Task instructions =
Gather every line from the entries below that includes "Gameshow".

[Stored dataset items]

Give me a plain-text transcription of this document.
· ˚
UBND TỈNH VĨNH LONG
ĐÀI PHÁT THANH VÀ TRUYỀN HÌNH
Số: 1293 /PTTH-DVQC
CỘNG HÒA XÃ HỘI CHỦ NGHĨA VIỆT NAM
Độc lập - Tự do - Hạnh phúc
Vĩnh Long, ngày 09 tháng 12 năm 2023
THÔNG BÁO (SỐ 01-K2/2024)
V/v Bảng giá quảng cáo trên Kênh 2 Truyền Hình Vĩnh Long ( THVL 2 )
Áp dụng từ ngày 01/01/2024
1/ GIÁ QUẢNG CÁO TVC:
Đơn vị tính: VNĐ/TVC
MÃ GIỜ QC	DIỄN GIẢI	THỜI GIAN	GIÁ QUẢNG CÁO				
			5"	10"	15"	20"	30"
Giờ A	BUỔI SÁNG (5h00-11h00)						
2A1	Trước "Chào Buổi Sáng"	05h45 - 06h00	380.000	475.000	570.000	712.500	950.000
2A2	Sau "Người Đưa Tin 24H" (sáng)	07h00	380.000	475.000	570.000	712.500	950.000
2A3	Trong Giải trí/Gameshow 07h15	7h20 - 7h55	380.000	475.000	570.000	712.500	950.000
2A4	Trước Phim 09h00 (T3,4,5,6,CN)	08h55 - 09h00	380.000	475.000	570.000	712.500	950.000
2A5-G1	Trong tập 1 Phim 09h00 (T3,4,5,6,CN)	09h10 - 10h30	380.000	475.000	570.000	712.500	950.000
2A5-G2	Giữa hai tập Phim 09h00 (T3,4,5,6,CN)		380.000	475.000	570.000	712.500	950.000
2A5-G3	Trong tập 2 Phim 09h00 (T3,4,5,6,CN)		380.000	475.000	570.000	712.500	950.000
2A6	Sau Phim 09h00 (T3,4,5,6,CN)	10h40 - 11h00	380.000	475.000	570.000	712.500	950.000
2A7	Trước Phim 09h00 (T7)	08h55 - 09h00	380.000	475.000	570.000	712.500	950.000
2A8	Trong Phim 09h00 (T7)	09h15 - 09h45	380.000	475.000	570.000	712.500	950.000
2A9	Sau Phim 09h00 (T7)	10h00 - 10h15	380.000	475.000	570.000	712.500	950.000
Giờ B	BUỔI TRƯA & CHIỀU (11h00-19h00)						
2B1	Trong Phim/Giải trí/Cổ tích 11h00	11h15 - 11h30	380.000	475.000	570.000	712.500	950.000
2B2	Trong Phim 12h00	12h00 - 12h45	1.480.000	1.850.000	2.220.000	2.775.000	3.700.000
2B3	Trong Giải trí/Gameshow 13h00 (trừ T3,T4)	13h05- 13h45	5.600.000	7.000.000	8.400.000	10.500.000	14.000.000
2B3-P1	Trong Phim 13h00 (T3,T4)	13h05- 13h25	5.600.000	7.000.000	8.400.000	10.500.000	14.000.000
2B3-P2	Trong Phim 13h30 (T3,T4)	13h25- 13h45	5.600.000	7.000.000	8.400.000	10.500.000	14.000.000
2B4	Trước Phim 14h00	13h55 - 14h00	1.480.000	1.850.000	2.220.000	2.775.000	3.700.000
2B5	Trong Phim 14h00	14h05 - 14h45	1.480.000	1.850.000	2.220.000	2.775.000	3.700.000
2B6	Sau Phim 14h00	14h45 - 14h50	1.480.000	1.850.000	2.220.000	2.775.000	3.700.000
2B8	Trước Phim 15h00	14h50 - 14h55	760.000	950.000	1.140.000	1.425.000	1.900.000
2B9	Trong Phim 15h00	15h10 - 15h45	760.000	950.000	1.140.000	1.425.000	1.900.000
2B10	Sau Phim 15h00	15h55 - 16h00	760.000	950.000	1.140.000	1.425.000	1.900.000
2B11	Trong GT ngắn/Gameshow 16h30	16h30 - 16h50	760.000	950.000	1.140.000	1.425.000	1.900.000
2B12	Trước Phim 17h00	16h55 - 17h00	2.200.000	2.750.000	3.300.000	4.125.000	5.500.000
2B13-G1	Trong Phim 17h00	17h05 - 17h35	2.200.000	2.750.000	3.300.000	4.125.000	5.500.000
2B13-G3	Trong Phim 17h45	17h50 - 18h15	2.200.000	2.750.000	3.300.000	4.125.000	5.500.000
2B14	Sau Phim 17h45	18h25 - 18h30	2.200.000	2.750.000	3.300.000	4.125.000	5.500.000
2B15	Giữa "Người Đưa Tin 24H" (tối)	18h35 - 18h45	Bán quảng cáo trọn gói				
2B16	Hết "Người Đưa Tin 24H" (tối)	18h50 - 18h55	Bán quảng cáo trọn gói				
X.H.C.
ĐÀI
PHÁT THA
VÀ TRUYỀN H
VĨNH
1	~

Exercise answer =
2A3	Trong Giải trí/Gameshow 07h15	7h20 - 7h55	380.000	475.000	570.000	712.500	950.000
2B3	Trong Giải trí/Gameshow 13h00 (trừ T3,T4)	13h05- 13h45	5.600.000	7.000.000	8.400.000	10.500.000	14.000.000
2B11	Trong GT ngắn/Gameshow 16h30	16h30 - 16h50	760.000	950.000	1.140.000	1.425.000	1.900.000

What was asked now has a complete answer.